→ INSTRUCTION: Your task is to repeat all of the material exactly.
=== RECORDS PROVIDED ===
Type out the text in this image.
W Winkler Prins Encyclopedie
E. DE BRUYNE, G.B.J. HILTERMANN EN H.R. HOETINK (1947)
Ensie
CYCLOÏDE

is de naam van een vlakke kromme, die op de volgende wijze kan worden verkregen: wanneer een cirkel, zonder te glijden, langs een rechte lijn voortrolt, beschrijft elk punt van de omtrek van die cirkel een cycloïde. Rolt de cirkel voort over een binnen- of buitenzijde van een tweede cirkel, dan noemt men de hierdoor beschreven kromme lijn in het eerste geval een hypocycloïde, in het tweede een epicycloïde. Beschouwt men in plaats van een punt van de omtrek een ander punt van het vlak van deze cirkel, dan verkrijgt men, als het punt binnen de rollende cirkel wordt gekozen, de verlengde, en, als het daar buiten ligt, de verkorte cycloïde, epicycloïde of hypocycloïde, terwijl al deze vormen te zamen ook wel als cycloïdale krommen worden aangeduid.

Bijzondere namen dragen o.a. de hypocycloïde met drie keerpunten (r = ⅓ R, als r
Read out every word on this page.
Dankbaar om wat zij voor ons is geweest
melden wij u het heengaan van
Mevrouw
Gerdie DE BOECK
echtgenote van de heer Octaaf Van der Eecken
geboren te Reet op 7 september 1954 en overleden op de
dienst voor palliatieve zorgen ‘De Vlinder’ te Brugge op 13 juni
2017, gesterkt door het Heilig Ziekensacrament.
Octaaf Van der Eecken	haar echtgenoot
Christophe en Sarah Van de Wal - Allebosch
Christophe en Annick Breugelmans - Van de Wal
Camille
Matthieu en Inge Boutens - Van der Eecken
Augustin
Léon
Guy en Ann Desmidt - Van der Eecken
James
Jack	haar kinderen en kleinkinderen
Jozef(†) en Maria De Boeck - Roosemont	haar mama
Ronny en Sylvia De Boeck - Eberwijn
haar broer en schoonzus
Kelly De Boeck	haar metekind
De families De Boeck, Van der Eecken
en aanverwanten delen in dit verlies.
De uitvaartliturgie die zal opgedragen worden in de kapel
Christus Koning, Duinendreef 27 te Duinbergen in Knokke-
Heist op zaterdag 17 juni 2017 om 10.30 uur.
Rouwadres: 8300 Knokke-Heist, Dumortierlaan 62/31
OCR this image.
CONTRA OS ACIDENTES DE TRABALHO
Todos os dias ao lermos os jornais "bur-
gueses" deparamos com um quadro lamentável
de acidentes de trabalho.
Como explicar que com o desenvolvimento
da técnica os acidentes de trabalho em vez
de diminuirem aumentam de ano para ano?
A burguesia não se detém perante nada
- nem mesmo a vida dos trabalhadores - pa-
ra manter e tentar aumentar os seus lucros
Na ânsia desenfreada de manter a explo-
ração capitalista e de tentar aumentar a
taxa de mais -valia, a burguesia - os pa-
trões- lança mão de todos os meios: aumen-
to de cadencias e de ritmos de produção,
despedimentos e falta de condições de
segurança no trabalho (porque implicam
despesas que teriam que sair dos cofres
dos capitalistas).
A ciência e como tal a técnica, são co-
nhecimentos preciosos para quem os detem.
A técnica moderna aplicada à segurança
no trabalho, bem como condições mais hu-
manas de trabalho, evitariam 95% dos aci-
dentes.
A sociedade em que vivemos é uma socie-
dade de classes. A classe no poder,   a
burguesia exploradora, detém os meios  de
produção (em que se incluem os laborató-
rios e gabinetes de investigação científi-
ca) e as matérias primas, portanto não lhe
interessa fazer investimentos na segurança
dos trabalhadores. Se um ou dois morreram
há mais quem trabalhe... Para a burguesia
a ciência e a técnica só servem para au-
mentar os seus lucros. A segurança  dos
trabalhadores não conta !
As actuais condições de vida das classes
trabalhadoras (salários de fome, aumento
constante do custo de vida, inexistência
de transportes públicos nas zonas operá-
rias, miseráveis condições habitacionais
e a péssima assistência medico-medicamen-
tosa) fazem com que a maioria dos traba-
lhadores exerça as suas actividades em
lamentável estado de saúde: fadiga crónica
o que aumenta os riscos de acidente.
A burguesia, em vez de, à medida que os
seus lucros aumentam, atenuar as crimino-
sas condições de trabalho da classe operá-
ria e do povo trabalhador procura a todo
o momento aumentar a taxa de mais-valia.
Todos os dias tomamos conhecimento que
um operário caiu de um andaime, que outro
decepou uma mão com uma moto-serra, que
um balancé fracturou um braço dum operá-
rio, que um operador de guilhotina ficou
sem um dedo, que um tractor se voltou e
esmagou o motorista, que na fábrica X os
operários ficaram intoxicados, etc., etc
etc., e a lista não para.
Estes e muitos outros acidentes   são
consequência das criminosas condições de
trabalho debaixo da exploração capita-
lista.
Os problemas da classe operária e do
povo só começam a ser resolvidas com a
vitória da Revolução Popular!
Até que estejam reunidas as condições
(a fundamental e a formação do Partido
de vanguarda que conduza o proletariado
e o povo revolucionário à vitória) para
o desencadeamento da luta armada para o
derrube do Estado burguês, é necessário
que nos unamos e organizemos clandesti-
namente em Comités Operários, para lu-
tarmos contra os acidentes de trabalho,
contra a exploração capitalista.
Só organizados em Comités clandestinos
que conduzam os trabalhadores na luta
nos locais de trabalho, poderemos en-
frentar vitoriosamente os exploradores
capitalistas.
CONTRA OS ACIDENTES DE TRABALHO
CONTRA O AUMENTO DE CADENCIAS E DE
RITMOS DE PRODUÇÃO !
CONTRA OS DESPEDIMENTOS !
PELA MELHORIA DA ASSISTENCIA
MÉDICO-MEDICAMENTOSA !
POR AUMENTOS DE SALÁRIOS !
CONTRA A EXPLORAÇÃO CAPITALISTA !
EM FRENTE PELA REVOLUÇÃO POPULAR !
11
===
→ REPLY TO THE EXERCISE:
Type out the text in this image.
W Winkler Prins Encyclopedie
E. DE BRUYNE, G.B.J. HILTERMANN EN H.R. HOETINK (1947)
Ensie
CYCLOÏDE

is de naam van een vlakke kromme, die op de volgende wijze kan worden verkregen: wanneer een cirkel, zonder te glijden, langs een rechte lijn voortrolt, beschrijft elk punt van de omtrek van die cirkel een cycloïde. Rolt de cirkel voort over een binnen- of buitenzijde van een tweede cirkel, dan noemt men de hierdoor beschreven kromme lijn in het eerste geval een hypocycloïde, in het tweede een epicycloïde. Beschouwt men in plaats van een punt van de omtrek een ander punt van het vlak van deze cirkel, dan verkrijgt men, als het punt binnen de rollende cirkel wordt gekozen, de verlengde, en, als het daar buiten ligt, de verkorte cycloïde, epicycloïde of hypocycloïde, terwijl al deze vormen te zamen ook wel als cycloïdale krommen worden aangeduid.

Bijzondere namen dragen o.a. de hypocycloïde met drie keerpunten (r = ⅓ R, als r
Read out every word on this page.
Dankbaar om wat zij voor ons is geweest
melden wij u het heengaan van
Mevrouw
Gerdie DE BOECK
echtgenote van de heer Octaaf Van der Eecken
geboren te Reet op 7 september 1954 en overleden op de
dienst voor palliatieve zorgen ‘De Vlinder’ te Brugge op 13 juni
2017, gesterkt door het Heilig Ziekensacrament.
Octaaf Van der Eecken	haar echtgenoot
Christophe en Sarah Van de Wal - Allebosch
Christophe en Annick Breugelmans - Van de Wal
Camille
Matthieu en Inge Boutens - Van der Eecken
Augustin
Léon
Guy en Ann Desmidt - Van der Eecken
James
Jack	haar kinderen en kleinkinderen
Jozef(†) en Maria De Boeck - Roosemont	haar mama
Ronny en Sylvia De Boeck - Eberwijn
haar broer en schoonzus
Kelly De Boeck	haar metekind
De families De Boeck, Van der Eecken
en aanverwanten delen in dit verlies.
De uitvaartliturgie die zal opgedragen worden in de kapel
Christus Koning, Duinendreef 27 te Duinbergen in Knokke-
Heist op zaterdag 17 juni 2017 om 10.30 uur.
Rouwadres: 8300 Knokke-Heist, Dumortierlaan 62/31
OCR this image.
CONTRA OS ACIDENTES DE TRABALHO
Todos os dias ao lermos os jornais "bur-
gueses" deparamos com um quadro lamentável
de acidentes de trabalho.
Como explicar que com o desenvolvimento
da técnica os acidentes de trabalho em vez
de diminuirem aumentam de ano para ano?
A burguesia não se detém perante nada
- nem mesmo a vida dos trabalhadores - pa-
ra manter e tentar aumentar os seus lucros
Na ânsia desenfreada de manter a explo-
ração capitalista e de tentar aumentar a
taxa de mais -valia, a burguesia - os pa-
trões- lança mão de todos os meios: aumen-
to de cadencias e de ritmos de produção,
despedimentos e falta de condições de
segurança no trabalho (porque implicam
despesas que teriam que sair dos cofres
dos capitalistas).
A ciência e como tal a técnica, são co-
nhecimentos preciosos para quem os detem.
A técnica moderna aplicada à segurança
no trabalho, bem como condições mais hu-
manas de trabalho, evitariam 95% dos aci-
dentes.
A sociedade em que vivemos é uma socie-
dade de classes. A classe no poder,   a
burguesia exploradora, detém os meios  de
produção (em que se incluem os laborató-
rios e gabinetes de investigação científi-
ca) e as matérias primas, portanto não lhe
interessa fazer investimentos na segurança
dos trabalhadores. Se um ou dois morreram
há mais quem trabalhe... Para a burguesia
a ciência e a técnica só servem para au-
mentar os seus lucros. A segurança  dos
trabalhadores não conta !
As actuais condições de vida das classes
trabalhadoras (salários de fome, aumento
constante do custo de vida, inexistência
de transportes públicos nas zonas operá-
rias, miseráveis condições habitacionais
e a péssima assistência medico-medicamen-
tosa) fazem com que a maioria dos traba-
lhadores exerça as suas actividades em
lamentável estado de saúde: fadiga crónica
o que aumenta os riscos de acidente.
A burguesia, em vez de, à medida que os
seus lucros aumentam, atenuar as crimino-
sas condições de trabalho da classe operá-
ria e do povo trabalhador procura a todo
o momento aumentar a taxa de mais-valia.
Todos os dias tomamos conhecimento que
um operário caiu de um andaime, que outro
decepou uma mão com uma moto-serra, que
um balancé fracturou um braço dum operá-
rio, que um operador de guilhotina ficou
sem um dedo, que um tractor se voltou e
esmagou o motorista, que na fábrica X os
operários ficaram intoxicados, etc., etc
etc., e a lista não para.
Estes e muitos outros acidentes   são
consequência das criminosas condições de
trabalho debaixo da exploração capita-
lista.
Os problemas da classe operária e do
povo só começam a ser resolvidas com a
vitória da Revolução Popular!
Até que estejam reunidas as condições
(a fundamental e a formação do Partido
de vanguarda que conduza o proletariado
e o povo revolucionário à vitória) para
o desencadeamento da luta armada para o
derrube do Estado burguês, é necessário
que nos unamos e organizemos clandesti-
namente em Comités Operários, para lu-
tarmos contra os acidentes de trabalho,
contra a exploração capitalista.
Só organizados em Comités clandestinos
que conduzam os trabalhadores na luta
nos locais de trabalho, poderemos en-
frentar vitoriosamente os exploradores
capitalistas.
CONTRA OS ACIDENTES DE TRABALHO
CONTRA O AUMENTO DE CADENCIAS E DE
RITMOS DE PRODUÇÃO !
CONTRA OS DESPEDIMENTOS !
PELA MELHORIA DA ASSISTENCIA
MÉDICO-MEDICAMENTOSA !
POR AUMENTOS DE SALÁRIOS !
CONTRA A EXPLORAÇÃO CAPITALISTA !
EM FRENTE PELA REVOLUÇÃO POPULAR !
11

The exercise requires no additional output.